== Problem statement ==
Copy out each line that includes the word "text".

══════

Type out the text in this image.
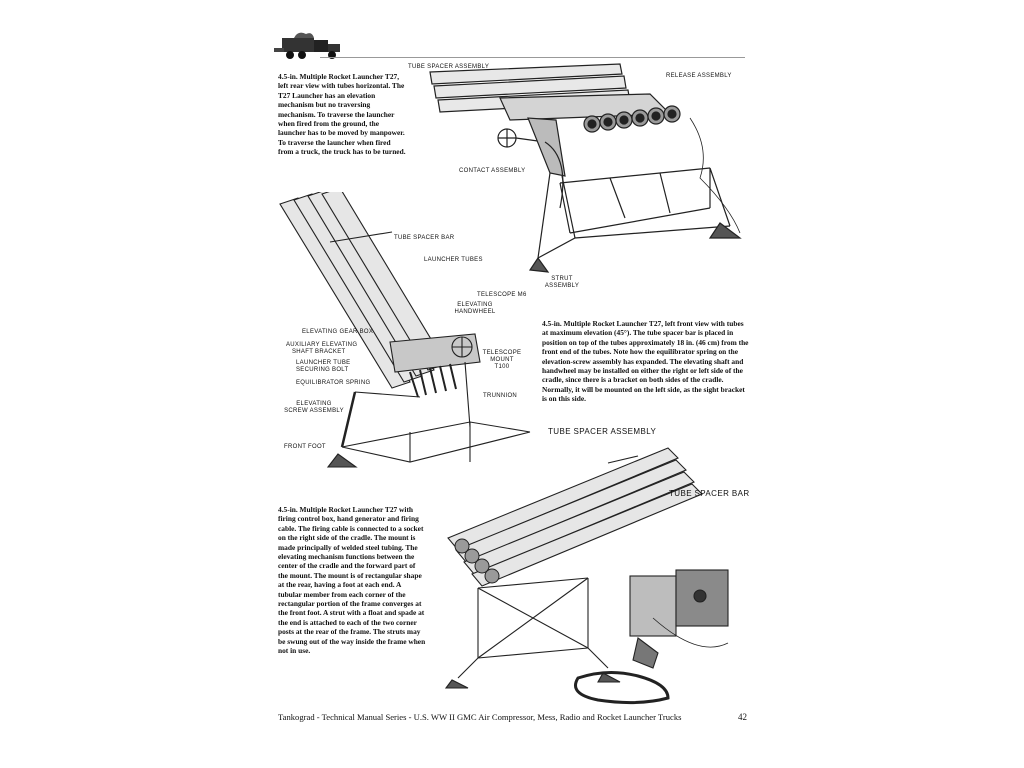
4.5-in. Multiple Rocket Launcher T27, left rear view with tubes horizontal. The T27 Launcher has an elevation mechanism but no traversing mechanism. To traverse the launcher when fired from the ground, the launcher has to be moved by manpower. To traverse the launcher when fired from a truck, the truck has to be turned.

TUBE SPACER ASSEMBLY
RELEASE ASSEMBLY
CONTACT ASSEMBLY
STRUT
ASSEMBLY
TUBE SPACER BAR
LAUNCHER TUBES
TELESCOPE M6
ELEVATING
HANDWHEEL
ELEVATING GEAR BOX
AUXILIARY ELEVATING
SHAFT BRACKET
LAUNCHER TUBE
SECURING BOLT
TELESCOPE
MOUNT
T100
EQUILIBRATOR SPRING
TRUNNION
ELEVATING
SCREW ASSEMBLY
FRONT FOOT

4.5-in. Multiple Rocket Launcher T27, left front view with tubes at maximum elevation (45°). The tube spacer bar is placed in position on top of the tubes approximately 18 in. (46 cm) from the front end of the tubes. Note how the equilibrator spring on the elevation-screw assembly has expanded. The elevating shaft and handwheel may be installed on either the right or left side of the cradle, since there is a bracket on both sides of the cradle. Normally, it will be mounted on the left side, as the sight bracket is on this side.

TUBE SPACER ASSEMBLY
TUBE SPACER BAR

4.5-in. Multiple Rocket Launcher T27 with firing control box, hand generator and firing cable. The firing cable is connected to a socket on the right side of the cradle. The mount is made principally of welded steel tubing. The elevating mechanism functions between the center of the cradle and the forward part of the mount. The mount is of rectangular shape at the rear, having a foot at each end. A tubular member from each corner of the rectangular portion of the frame converges at the front foot. A strut with a float and spade at the end is attached to each of the two corner posts at the rear of the frame. The struts may be swung out of the way inside the frame when not in use.

Tankograd - Technical Manual Series - U.S. WW II GMC Air Compressor, Mess, Radio and Rocket Launcher Trucks	42
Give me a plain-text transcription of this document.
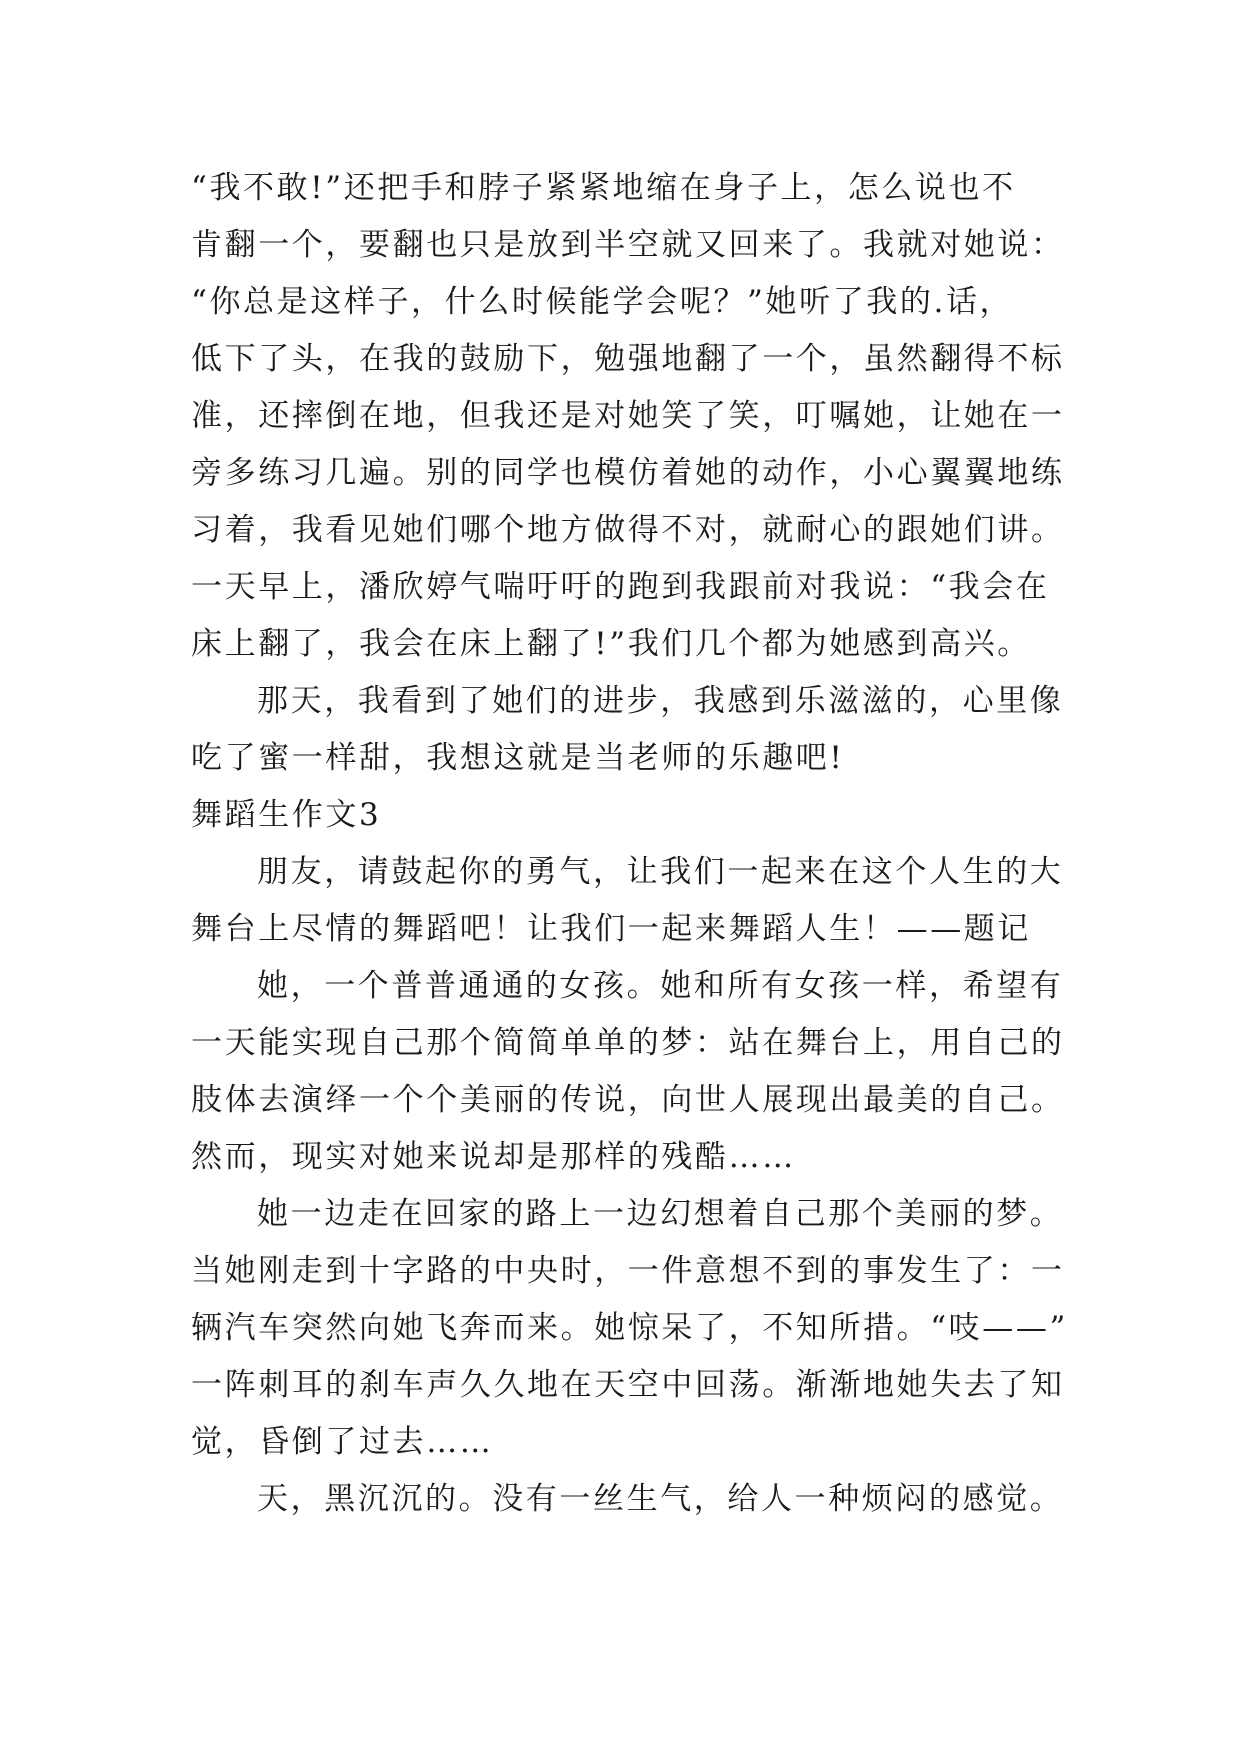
“我不敢!”还把手和脖子紧紧地缩在身子上，怎么说也不
肯翻一个，要翻也只是放到半空就又回来了。我就对她说：
“你总是这样子，什么时候能学会呢？”她听了我的.话，
低下了头，在我的鼓励下，勉强地翻了一个，虽然翻得不标
准，还摔倒在地，但我还是对她笑了笑，叮嘱她，让她在一
旁多练习几遍。别的同学也模仿着她的动作，小心翼翼地练
习着，我看见她们哪个地方做得不对，就耐心的跟她们讲。
一天早上，潘欣婷气喘吁吁的跑到我跟前对我说：“我会在
床上翻了，我会在床上翻了!”我们几个都为她感到高兴。
那天，我看到了她们的进步，我感到乐滋滋的，心里像
吃了蜜一样甜，我想这就是当老师的乐趣吧!
舞蹈生作文3
朋友，请鼓起你的勇气，让我们一起来在这个人生的大
舞台上尽情的舞蹈吧！让我们一起来舞蹈人生！——题记
她，一个普普通通的女孩。她和所有女孩一样，希望有
一天能实现自己那个简简单单的梦：站在舞台上，用自己的
肢体去演绎一个个美丽的传说，向世人展现出最美的自己。
然而，现实对她来说却是那样的残酷……
她一边走在回家的路上一边幻想着自己那个美丽的梦。
当她刚走到十字路的中央时，一件意想不到的事发生了：一
辆汽车突然向她飞奔而来。她惊呆了，不知所措。“吱——”
一阵刺耳的刹车声久久地在天空中回荡。渐渐地她失去了知
觉，昏倒了过去……
天，黑沉沉的。没有一丝生气，给人一种烦闷的感觉。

══════

== Output below ==
Type out the text in this image.
Give me a plain-text transcription of this document.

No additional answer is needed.